**Selected passage:**

::::::::::

OP’s latest information about how Granny was upset (or father of groom was upset) that Granny was “never allowed” to see DD2 alone for the first 7 years of her life - so DD1 was 4 years old? What were they supposed to do with her? This is deeper than just forgetting to invite her to a wedding & I’d not let DD2 around them without supervision so that she isn’t further poisoned against her sister.

I agree that it’s deeper but the OP doesn’t think granny is poisoning DD2 against DD1. It seems she has outwardly been fine to DD1 but underneath she values DD2
more.
The uncle snapping suggests some level of resentment about DD1 but it’s unclear where that is coming from.
Assuming it’s true that granny didn’t get to be with DD2 alone for her first seven years that seems a bit naive too of the parents. Did it never occur to them that she might value this?

Crystalmae · 27/04/2025 22:45

Sounds like your eldest dd is the black sheep of the family- not just the relatives but it sounds like your youngest dd sees her that way too- to say ‘they're not your/ her family’ is quite a considerable remark and I think because you dearly love them both, fail to see things as they are but see they love each other, have a great bond which may be true, but youngest DD clearly sees HERSELF as belonging to the wider family, DH agrees (albeit quietly) as he says it cements her bond with the family, then… then there is eldest DD with no other family. It’s really sad for your eldest.

if DH left tomorrow, who would you be in regular contact with from his family?

Has eldest DD got anyone from her dad’s family so she can also feel important/ wanted? She will have serious issues when she is older even if she is telling you she is ok.

I think as a family you should stand united. By keeping youngest dd happy and letting her go you are actually hurting and harming eldest dd but it seems you can’t see that.

I feel sorry for your eldest DD.

SpidersAreShitheads · 27/04/2025 22:45

InterIgnis · 27/04/2025 22:34

You don’t need to understand it in order for other people to possess it. Clearly many, many people do, and all the mumsnet threads containing ranting and raving about how ‘mean’ it is won’t change that. It is what it is.

::::::::::

**Excerpted records:**
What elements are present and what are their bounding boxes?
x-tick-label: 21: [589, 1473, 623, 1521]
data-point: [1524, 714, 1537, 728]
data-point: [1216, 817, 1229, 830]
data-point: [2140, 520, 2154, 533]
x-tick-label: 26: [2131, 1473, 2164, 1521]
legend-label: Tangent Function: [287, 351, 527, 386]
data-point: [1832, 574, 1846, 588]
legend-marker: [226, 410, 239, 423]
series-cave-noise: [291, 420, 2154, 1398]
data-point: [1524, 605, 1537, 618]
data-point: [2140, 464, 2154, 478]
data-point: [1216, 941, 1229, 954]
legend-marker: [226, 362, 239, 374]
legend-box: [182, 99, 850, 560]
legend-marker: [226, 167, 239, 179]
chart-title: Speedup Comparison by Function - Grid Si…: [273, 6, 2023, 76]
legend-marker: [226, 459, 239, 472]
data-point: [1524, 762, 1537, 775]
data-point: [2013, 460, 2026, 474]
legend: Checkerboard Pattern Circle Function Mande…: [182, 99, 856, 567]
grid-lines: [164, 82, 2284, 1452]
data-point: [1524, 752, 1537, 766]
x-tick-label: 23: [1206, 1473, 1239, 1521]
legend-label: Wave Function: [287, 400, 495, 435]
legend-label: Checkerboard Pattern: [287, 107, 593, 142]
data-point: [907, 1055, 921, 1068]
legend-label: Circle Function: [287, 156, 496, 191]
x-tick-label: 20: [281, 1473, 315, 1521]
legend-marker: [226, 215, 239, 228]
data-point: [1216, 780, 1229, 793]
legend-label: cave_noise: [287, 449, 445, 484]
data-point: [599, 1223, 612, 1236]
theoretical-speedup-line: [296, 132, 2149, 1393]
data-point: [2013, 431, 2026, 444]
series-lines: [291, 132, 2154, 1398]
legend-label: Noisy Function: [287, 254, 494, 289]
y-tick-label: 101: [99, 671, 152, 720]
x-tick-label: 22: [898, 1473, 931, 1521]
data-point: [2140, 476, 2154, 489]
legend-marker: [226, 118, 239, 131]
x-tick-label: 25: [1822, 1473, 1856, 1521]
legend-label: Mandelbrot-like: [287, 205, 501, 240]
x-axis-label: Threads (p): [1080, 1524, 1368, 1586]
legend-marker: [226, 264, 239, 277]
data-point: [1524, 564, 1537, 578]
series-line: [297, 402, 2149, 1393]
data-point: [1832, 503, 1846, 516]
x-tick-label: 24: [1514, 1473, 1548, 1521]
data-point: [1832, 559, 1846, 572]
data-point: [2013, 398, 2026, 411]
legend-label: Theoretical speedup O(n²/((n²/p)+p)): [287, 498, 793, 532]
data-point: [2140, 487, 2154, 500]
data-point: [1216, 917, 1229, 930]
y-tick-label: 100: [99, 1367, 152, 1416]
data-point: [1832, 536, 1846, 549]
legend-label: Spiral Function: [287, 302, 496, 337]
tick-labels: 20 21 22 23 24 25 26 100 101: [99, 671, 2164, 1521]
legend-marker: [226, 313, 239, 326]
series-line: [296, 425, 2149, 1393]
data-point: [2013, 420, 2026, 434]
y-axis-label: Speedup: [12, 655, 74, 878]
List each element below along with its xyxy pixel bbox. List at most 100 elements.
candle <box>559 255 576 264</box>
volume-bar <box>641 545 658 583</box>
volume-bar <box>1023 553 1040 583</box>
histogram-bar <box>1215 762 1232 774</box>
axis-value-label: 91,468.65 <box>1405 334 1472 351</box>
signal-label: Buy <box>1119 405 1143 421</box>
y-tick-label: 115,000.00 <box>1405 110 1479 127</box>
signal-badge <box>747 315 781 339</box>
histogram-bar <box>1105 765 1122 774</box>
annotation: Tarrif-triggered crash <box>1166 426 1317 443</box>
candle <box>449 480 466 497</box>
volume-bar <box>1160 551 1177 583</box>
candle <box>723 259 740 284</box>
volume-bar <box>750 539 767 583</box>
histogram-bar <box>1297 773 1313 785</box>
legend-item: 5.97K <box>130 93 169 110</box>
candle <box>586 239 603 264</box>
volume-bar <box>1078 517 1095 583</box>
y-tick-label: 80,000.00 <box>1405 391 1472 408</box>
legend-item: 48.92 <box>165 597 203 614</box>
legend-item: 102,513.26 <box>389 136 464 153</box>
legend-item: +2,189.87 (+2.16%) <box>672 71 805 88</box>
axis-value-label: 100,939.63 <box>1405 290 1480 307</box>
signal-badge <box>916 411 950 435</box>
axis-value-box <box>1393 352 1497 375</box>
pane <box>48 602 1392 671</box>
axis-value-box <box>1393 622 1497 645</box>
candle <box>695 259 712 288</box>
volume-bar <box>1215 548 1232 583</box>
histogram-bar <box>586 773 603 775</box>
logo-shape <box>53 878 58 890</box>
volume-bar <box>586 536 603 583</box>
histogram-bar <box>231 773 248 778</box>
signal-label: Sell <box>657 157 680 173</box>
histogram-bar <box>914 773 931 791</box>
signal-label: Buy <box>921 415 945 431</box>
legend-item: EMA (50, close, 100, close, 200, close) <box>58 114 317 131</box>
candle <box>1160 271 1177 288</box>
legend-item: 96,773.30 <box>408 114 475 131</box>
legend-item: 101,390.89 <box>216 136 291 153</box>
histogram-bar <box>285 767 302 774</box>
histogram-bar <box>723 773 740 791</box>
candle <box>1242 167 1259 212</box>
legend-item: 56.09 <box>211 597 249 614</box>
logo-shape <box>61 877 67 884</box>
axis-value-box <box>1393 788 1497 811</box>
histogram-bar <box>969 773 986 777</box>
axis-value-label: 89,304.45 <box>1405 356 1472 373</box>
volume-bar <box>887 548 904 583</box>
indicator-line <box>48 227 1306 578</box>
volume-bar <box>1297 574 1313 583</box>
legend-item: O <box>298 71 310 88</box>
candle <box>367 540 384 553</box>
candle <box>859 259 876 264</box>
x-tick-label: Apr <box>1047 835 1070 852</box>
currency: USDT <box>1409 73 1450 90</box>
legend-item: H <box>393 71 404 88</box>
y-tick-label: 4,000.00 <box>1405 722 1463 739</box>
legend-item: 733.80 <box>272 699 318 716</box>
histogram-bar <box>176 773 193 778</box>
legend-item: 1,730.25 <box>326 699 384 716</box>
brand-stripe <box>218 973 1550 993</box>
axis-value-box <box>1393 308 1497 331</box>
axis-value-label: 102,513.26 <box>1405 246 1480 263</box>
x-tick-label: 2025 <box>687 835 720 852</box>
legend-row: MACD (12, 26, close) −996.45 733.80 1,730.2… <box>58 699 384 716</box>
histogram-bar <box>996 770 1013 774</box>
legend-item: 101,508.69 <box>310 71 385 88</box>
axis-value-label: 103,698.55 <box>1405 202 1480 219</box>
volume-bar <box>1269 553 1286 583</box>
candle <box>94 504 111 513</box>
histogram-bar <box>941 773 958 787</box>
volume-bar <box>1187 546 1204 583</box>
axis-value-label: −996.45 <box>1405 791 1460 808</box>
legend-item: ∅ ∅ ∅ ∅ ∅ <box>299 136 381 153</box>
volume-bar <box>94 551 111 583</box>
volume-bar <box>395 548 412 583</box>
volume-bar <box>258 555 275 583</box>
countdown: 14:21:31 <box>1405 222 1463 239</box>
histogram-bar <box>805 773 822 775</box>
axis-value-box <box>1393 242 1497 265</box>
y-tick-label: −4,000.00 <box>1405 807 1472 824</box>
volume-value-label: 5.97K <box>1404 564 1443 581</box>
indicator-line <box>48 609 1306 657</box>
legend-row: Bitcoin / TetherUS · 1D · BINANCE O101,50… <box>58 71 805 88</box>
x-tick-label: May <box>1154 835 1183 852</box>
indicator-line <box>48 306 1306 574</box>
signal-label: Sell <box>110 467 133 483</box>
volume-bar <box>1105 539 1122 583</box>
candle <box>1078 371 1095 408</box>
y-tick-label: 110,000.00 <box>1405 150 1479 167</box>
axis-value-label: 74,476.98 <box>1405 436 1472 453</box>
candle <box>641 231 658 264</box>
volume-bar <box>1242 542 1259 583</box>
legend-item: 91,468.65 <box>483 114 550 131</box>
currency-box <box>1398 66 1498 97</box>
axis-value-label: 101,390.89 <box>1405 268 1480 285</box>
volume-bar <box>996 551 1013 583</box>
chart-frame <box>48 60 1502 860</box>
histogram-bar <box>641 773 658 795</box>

::::::::::

**Exercise set:**
**1)** According to the opening comment in the forum thread, for how long was Granny "never allowed" to see DD2 alone?
**2)** Print the stretch of the forum thread from "Has eldest DD" through "your eldest DD.".

**Responses by task:**
**1)** For the first 7 years of DD2's life.

**2)**
Has eldest DD got anyone from her dad’s family so she can also feel important/ wanted? She will have serious issues when she is older even if she is telling you she is ok.

I think as a family you should stand united. By keeping youngest dd happy and letting her go you are actually hurting and harming eldest dd but it seems you can’t see that.

I feel sorry for your eldest DD.